#### GOAL:
Scan the data below for the string "document". Show every line where it turns up.

(Dataset rows)
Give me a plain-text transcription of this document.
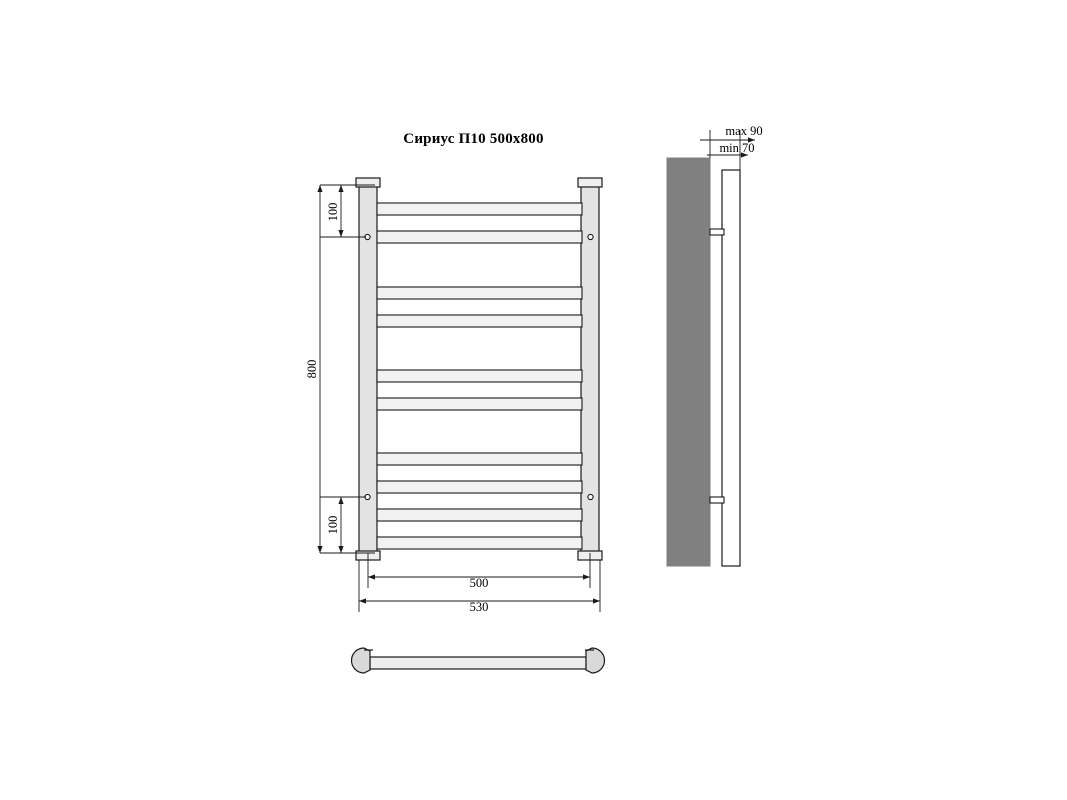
Сириус П10 500x800
100
100
800
500
530
max 90
min 70
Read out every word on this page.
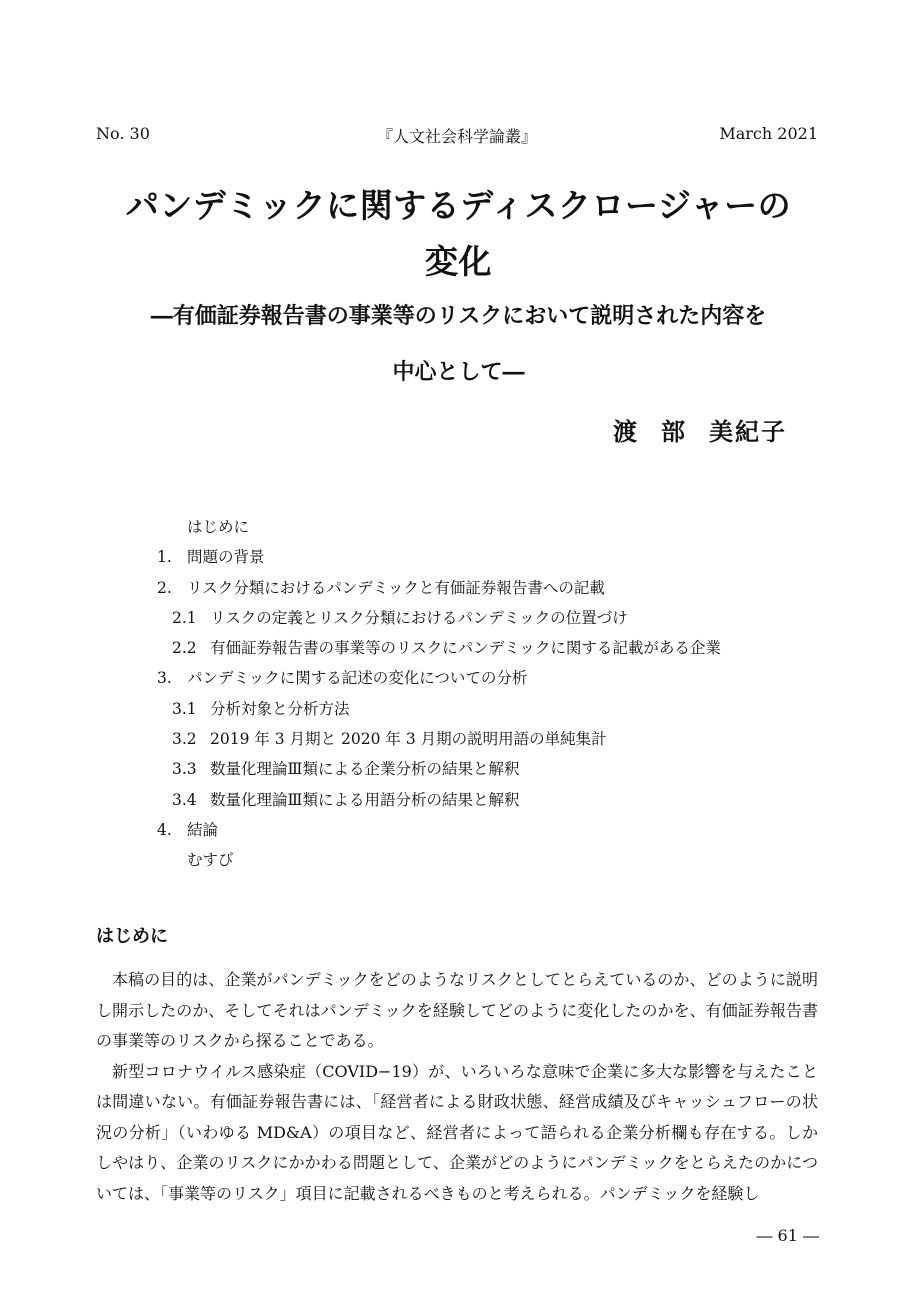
No. 30	『人文社会科学論叢』	March 2021
パンデミックに関するディスクロージャーの
変化
―有価証券報告書の事業等のリスクにおいて説明された内容を
中心として―
渡 部 美紀子
はじめに
1. 問題の背景
2. リスク分類におけるパンデミックと有価証券報告書への記載
2.1 リスクの定義とリスク分類におけるパンデミックの位置づけ
2.2 有価証券報告書の事業等のリスクにパンデミックに関する記載がある企業
3. パンデミックに関する記述の変化についての分析
3.1 分析対象と分析方法
3.2 2019 年 3 月期と 2020 年 3 月期の説明用語の単純集計
3.3 数量化理論Ⅲ類による企業分析の結果と解釈
3.4 数量化理論Ⅲ類による用語分析の結果と解釈
4. 結論
むすび
はじめに

本稿の目的は、企業がパンデミックをどのようなリスクとしてとらえているのか、どのように説明し開示したのか、そしてそれはパンデミックを経験してどのように変化したのかを、有価証券報告書の事業等のリスクから探ることである。

新型コロナウイルス感染症（COVID−19）が、いろいろな意味で企業に多大な影響を与えたことは間違いない。有価証券報告書には、「経営者による財政状態、経営成績及びキャッシュフローの状況の分析」（いわゆる MD&A）の項目など、経営者によって語られる企業分析欄も存在する。しかしやはり、企業のリスクにかかわる問題として、企業がどのようにパンデミックをとらえたのかについては、「事業等のリスク」項目に記載されるべきものと考えられる。パンデミックを経験し

― 61 ―
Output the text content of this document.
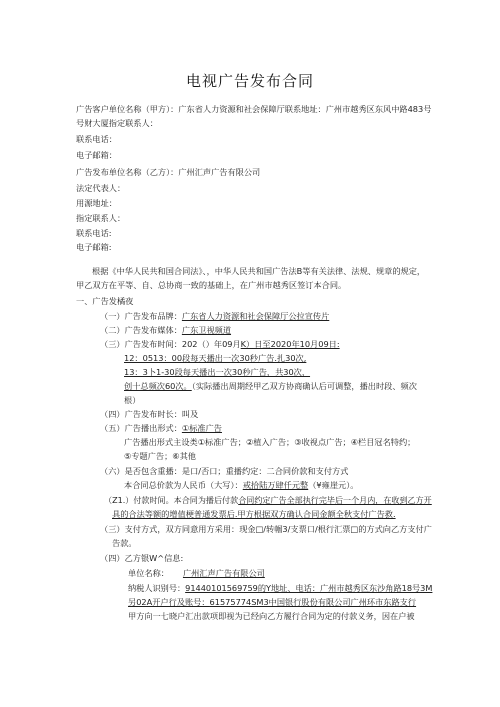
电视广告发布合同
广告客户单位名称（甲方）：广东省人力资源和社会保障厅联系地址：广州市越秀区东风中路483号
号财大厦指定联系人：
联系电话：
电子邮箱：
广告发布单位名称（乙方）：广州汇声广告有限公司
法定代表人：
用源地址：
指定联系人：
联系电话:
电子邮箱:
根据《中华人民共和国合同法》、，中华人民共和国广告法B等有关法律、法规、规章的规定，
甲乙双方在平等、自、总协商一致的基础上，在广州市越秀区签订本合同。
一、广告发橘夜
（一）广告发布品牌：广东省人力资源和社会保障厅公拉宣传片
（二）广告发布媒体：广东卫视频道
（三）广告发布时间：202（）年09月K）日至2020年10月09日:
12：0513：00段每天播出一次30秒广告.扎30次,
13：3卜1-30段每天播出一次30秒广告，共30次，
创十总频次60次。（实际播出周期经甲乙双方协商确认后可调整，播出时段、频次
根）
（四）广告发布时长：叫及
（五）广告播出形式：①标准广告
广告播出形式主设类①标准广告；②植入广告；③收视点广告；④栏目冠名特约；
⑤专题广告；⑥其他
（六）是否包含重播：是口/否口；重播约定：二合同价款和支付方式
本合同总价款为人民币（大写）：戒拾陆万肆仟元整（¥雍崖元）。
（Z1.）付款时间。本合同为播后付款合同约定广告全部执行完毕后一个月内，在收到乙方开
具的合法等额的增值梗普通发票后.甲方根据双方确认合同金额全秋支付广告救.
（三）支付方式，双方同意用方采用：现金□/转帼3/支票口/根行汇票□的方式向乙方支付广
告款。
（四）乙方银W^信息:
单位名称： 广州汇声广告有限公司
纳税人识别号：91440101569759的Y地址、电话：广州市越秀区东沙角路18号3M
另02A开户行及账号：61575774SM3中国银行股份有限公司广州环市东路支行
甲方向一七晓户汇出款项即视为已经向乙方履行合同为定的付款义务，因在户被
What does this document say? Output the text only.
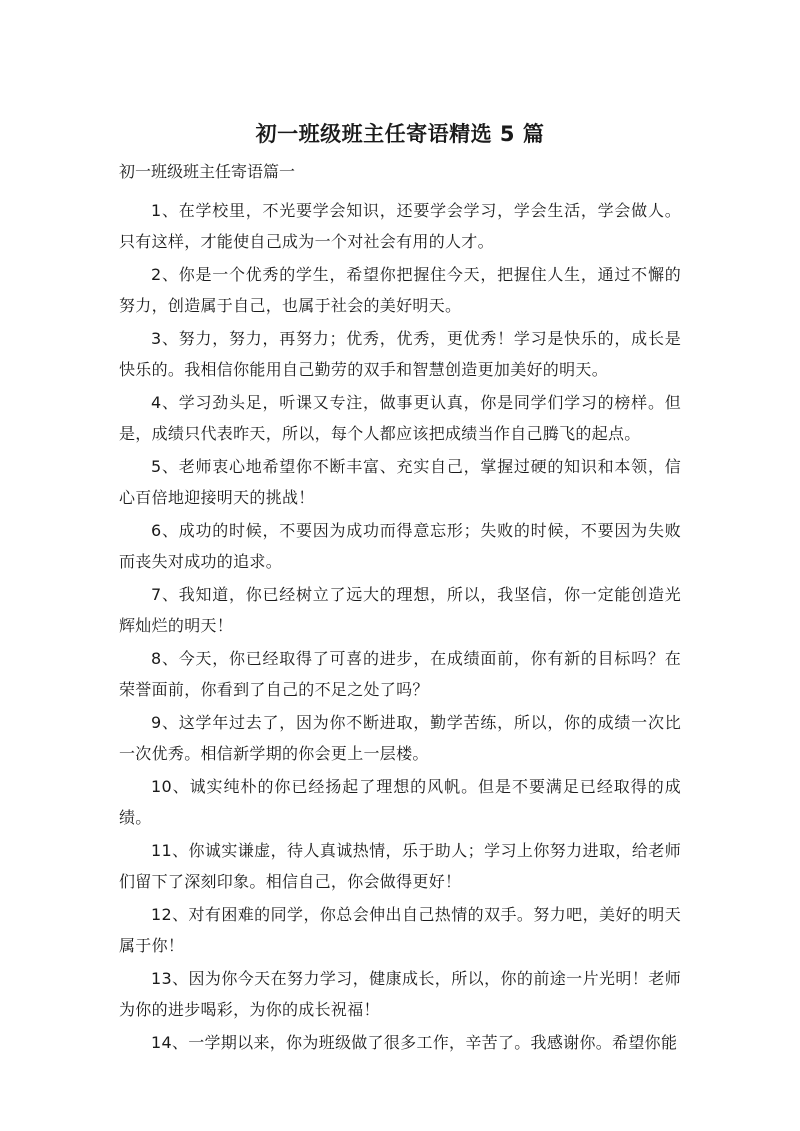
初一班级班主任寄语精选 5 篇
初一班级班主任寄语篇一
1、在学校里，不光要学会知识，还要学会学习，学会生活，学会做人。只有这样，才能使自己成为一个对社会有用的人才。
2、你是一个优秀的学生，希望你把握住今天，把握住人生，通过不懈的努力，创造属于自己，也属于社会的美好明天。
3、努力，努力，再努力；优秀，优秀，更优秀！学习是快乐的，成长是快乐的。我相信你能用自己勤劳的双手和智慧创造更加美好的明天。
4、学习劲头足，听课又专注，做事更认真，你是同学们学习的榜样。但是，成绩只代表昨天，所以，每个人都应该把成绩当作自己腾飞的起点。
5、老师衷心地希望你不断丰富、充实自己，掌握过硬的知识和本领，信心百倍地迎接明天的挑战！
6、成功的时候，不要因为成功而得意忘形；失败的时候，不要因为失败而丧失对成功的追求。
7、我知道，你已经树立了远大的理想，所以，我坚信，你一定能创造光辉灿烂的明天！
8、今天，你已经取得了可喜的进步，在成绩面前，你有新的目标吗？在荣誉面前，你看到了自己的不足之处了吗？
9、这学年过去了，因为你不断进取，勤学苦练，所以，你的成绩一次比一次优秀。相信新学期的你会更上一层楼。
10、诚实纯朴的你已经扬起了理想的风帆。但是不要满足已经取得的成绩。
11、你诚实谦虚，待人真诚热情，乐于助人；学习上你努力进取，给老师们留下了深刻印象。相信自己，你会做得更好！
12、对有困难的同学，你总会伸出自己热情的双手。努力吧，美好的明天属于你！
13、因为你今天在努力学习，健康成长，所以，你的前途一片光明！老师为你的进步喝彩，为你的成长祝福！
14、一学期以来，你为班级做了很多工作，辛苦了。我感谢你。希望你能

#### RESULT:
Give me a plain-text transcription of this document.
Output the text content of this document.
What does this document say? Output the text only.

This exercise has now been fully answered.